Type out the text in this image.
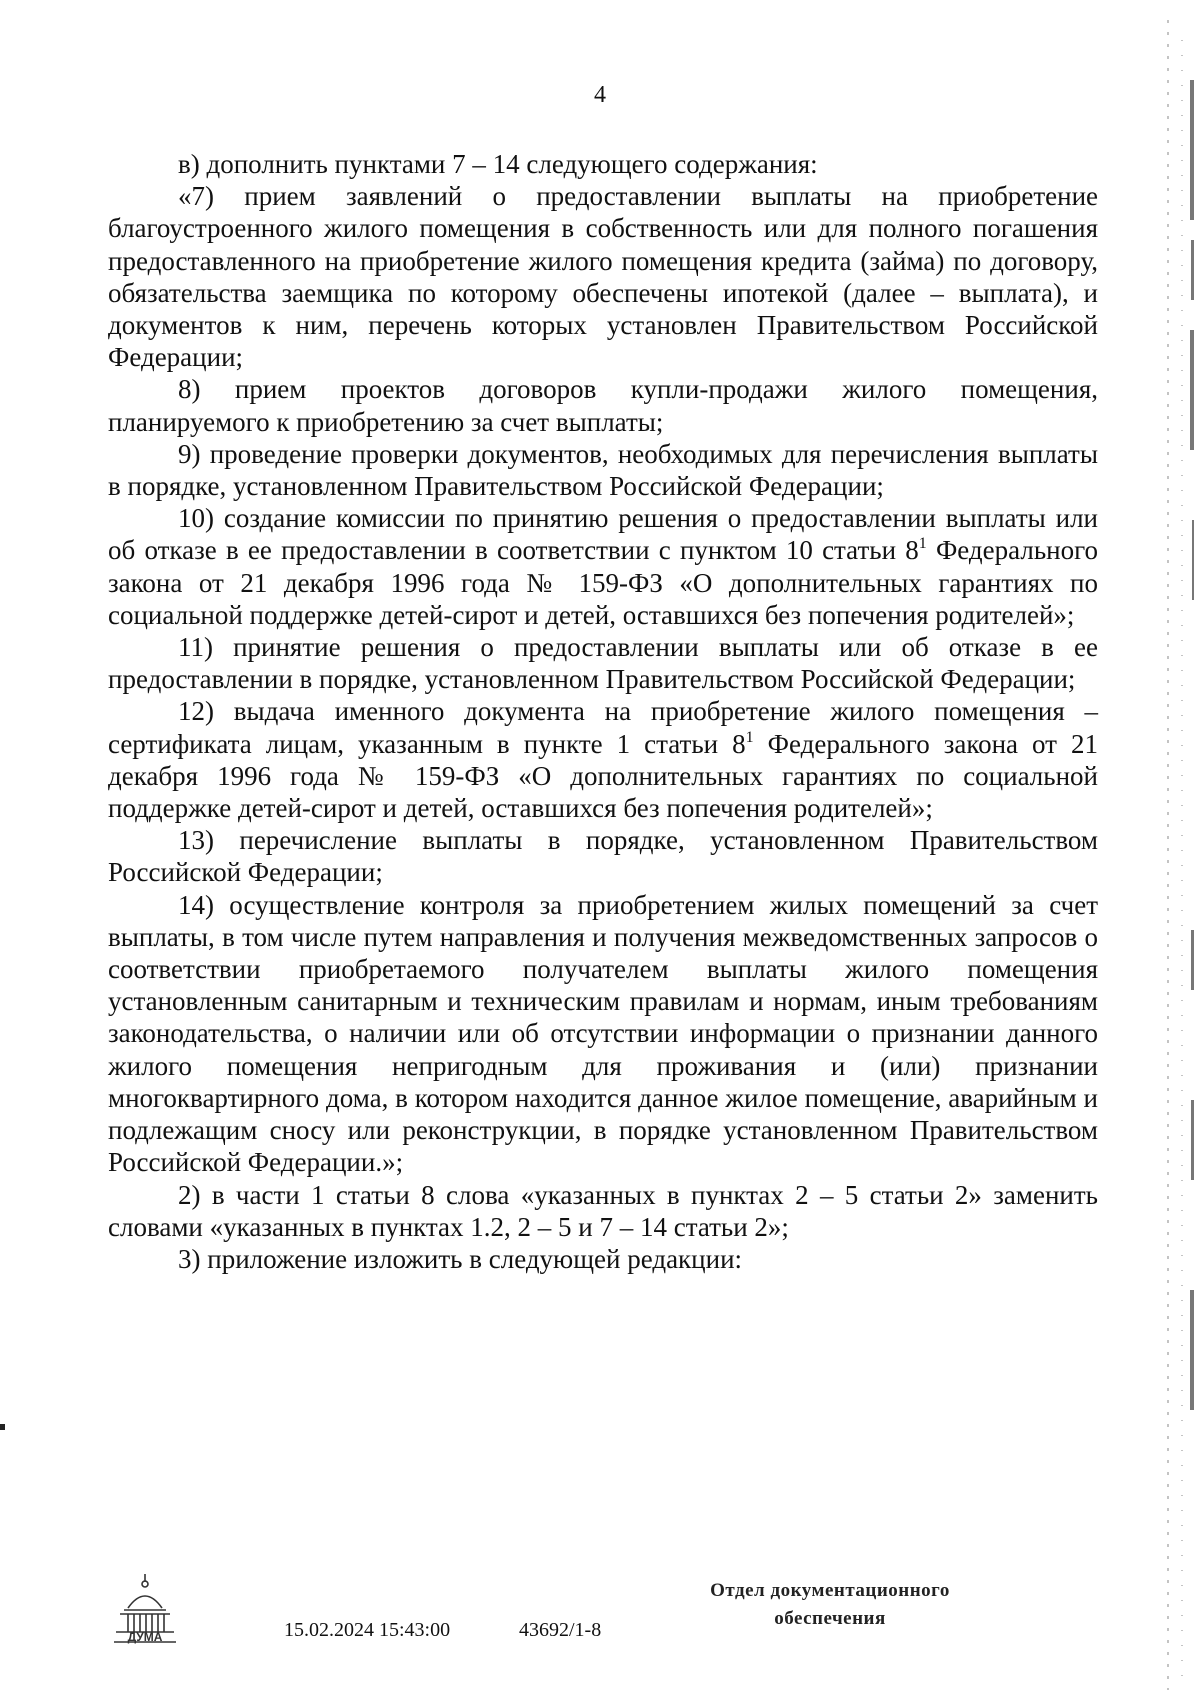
4

в) дополнить пунктами 7 – 14 следующего содержания:

«7) прием заявлений о предоставлении выплаты на приобретение благоустроенного жилого помещения в собственность или для полного погашения предоставленного на приобретение жилого помещения кредита (займа) по договору, обязательства заемщика по которому обеспечены ипотекой (далее – выплата), и документов к ним, перечень которых установлен Правительством Российской Федерации;

8) прием проектов договоров купли-продажи жилого помещения, планируемого к приобретению за счет выплаты;

9) проведение проверки документов, необходимых для перечисления выплаты в порядке, установленном Правительством Российской Федерации;

10) создание комиссии по принятию решения о предоставлении выплаты или об отказе в ее предоставлении в соответствии с пунктом 10 статьи $8^1$ Федерального закона от 21 декабря 1996 года № 159-ФЗ «О дополнительных гарантиях по социальной поддержке детей-сирот и детей, оставшихся без попечения родителей»;

11) принятие решения о предоставлении выплаты или об отказе в ее предоставлении в порядке, установленном Правительством Российской Федерации;

12) выдача именного документа на приобретение жилого помещения – сертификата лицам, указанным в пункте 1 статьи $8^1$ Федерального закона от 21 декабря 1996 года № 159-ФЗ «О дополнительных гарантиях по социальной поддержке детей-сирот и детей, оставшихся без попечения родителей»;

13) перечисление выплаты в порядке, установленном Правительством Российской Федерации;

14) осуществление контроля за приобретением жилых помещений за счет выплаты, в том числе путем направления и получения межведомственных запросов о соответствии приобретаемого получателем выплаты жилого помещения установленным санитарным и техническим правилам и нормам, иным требованиям законодательства, о наличии или об отсутствии информации о признании данного жилого помещения непригодным для проживания и (или) признании многоквартирного дома, в котором находится данное жилое помещение, аварийным и подлежащим сносу или реконструкции, в порядке установленном Правительством Российской Федерации.»;

2) в части 1 статьи 8 слова «указанных в пунктах 2 – 5 статьи 2» заменить словами «указанных в пунктах 1.2, 2 – 5 и 7 – 14 статьи 2»;

3) приложение изложить в следующей редакции:

ДУМА	15.02.2024 15:43:00	43692/1-8
Отдел документационного
обеспечения
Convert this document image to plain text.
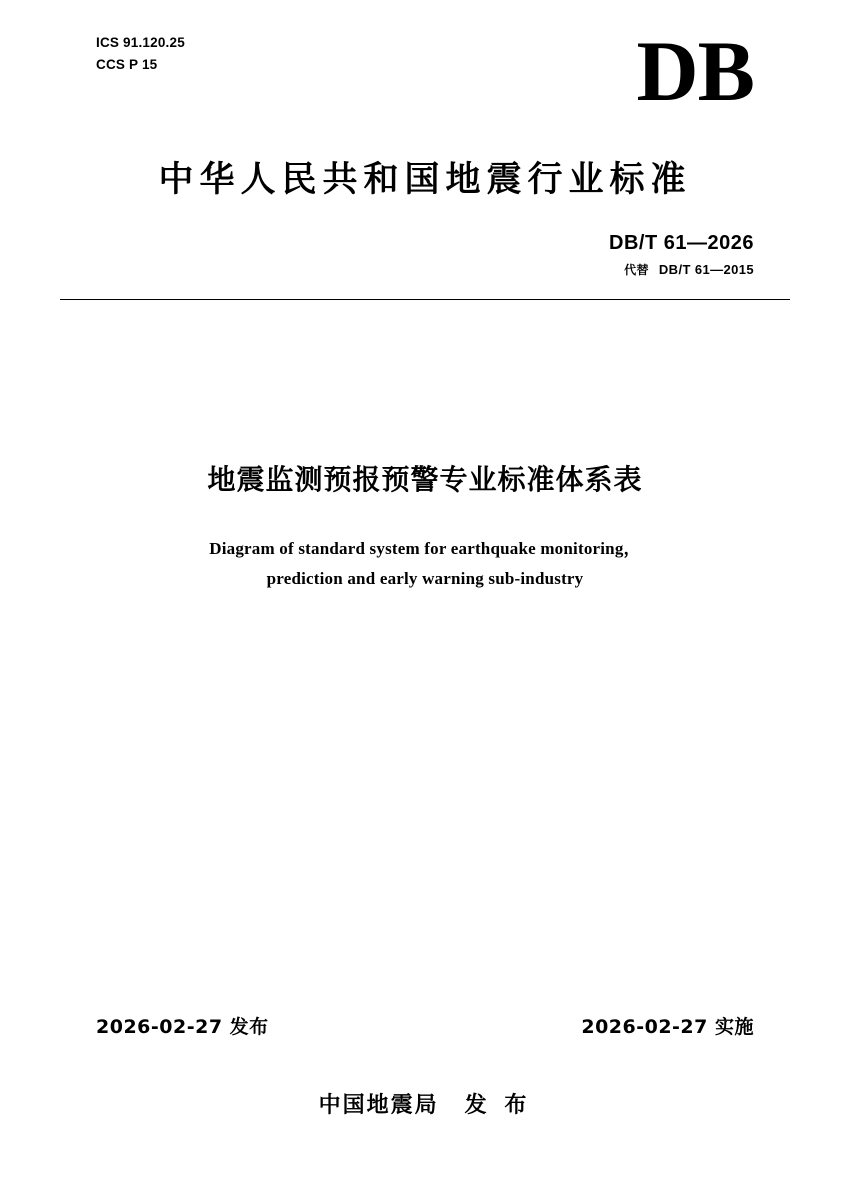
ICS 91.120.25
CCS P 15	DB
中华人民共和国地震行业标准
DB/T 61—2026
代替 DB/T 61—2015
地震监测预报预警专业标准体系表
Diagram of standard system for earthquake monitoring，
prediction and early warning sub-industry
2026-02-27 发布	2026-02-27 实施
中国地震局 发 布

- - - - - - -

> _Job_
Return nothing except the number of lines that include the string "оставшихся".

> _Task solution_
2